Collection entries:

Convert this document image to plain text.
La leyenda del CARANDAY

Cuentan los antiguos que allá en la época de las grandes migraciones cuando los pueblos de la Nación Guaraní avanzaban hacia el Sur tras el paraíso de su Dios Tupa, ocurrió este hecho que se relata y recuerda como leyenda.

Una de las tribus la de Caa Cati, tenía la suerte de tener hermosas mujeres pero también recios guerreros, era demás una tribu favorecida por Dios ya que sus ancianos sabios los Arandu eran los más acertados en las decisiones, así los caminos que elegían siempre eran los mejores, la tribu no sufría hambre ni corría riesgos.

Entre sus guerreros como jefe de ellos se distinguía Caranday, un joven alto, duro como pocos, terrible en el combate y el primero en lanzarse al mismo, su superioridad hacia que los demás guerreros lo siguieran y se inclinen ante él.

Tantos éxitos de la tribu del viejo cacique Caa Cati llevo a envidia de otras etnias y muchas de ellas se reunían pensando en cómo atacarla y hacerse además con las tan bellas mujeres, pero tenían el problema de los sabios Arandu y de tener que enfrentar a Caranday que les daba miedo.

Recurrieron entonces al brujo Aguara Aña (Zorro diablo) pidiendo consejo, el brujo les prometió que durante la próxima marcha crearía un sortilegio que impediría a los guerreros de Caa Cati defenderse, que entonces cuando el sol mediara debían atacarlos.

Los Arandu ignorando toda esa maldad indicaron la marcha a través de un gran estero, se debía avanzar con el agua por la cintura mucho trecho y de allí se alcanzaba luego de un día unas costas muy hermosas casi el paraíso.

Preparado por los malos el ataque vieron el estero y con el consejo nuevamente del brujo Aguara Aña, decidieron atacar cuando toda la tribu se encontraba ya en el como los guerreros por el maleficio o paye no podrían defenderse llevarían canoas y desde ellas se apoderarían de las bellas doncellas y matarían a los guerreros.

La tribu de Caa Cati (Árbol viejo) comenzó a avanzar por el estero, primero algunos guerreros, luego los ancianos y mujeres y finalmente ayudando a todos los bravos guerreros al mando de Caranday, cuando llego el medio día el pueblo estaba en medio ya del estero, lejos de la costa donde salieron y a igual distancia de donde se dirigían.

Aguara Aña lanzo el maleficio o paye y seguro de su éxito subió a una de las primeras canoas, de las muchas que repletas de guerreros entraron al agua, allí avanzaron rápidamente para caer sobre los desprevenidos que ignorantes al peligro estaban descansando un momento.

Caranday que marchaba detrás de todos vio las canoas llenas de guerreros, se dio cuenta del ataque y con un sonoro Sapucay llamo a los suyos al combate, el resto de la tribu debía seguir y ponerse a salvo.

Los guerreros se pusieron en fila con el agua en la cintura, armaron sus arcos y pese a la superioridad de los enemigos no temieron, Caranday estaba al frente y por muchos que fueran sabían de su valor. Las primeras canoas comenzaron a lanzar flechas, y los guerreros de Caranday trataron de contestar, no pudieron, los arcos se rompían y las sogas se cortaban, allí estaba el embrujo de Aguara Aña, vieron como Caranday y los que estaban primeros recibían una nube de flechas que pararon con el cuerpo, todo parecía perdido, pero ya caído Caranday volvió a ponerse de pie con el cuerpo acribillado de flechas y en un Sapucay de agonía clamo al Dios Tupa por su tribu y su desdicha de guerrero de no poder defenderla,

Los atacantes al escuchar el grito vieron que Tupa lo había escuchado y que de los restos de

WHAT THIS TASK INVOLVES: Your answer should be a single number: how many lines in the data above include "maleficio"?

OUTPUT OF THE EXERCISE: 2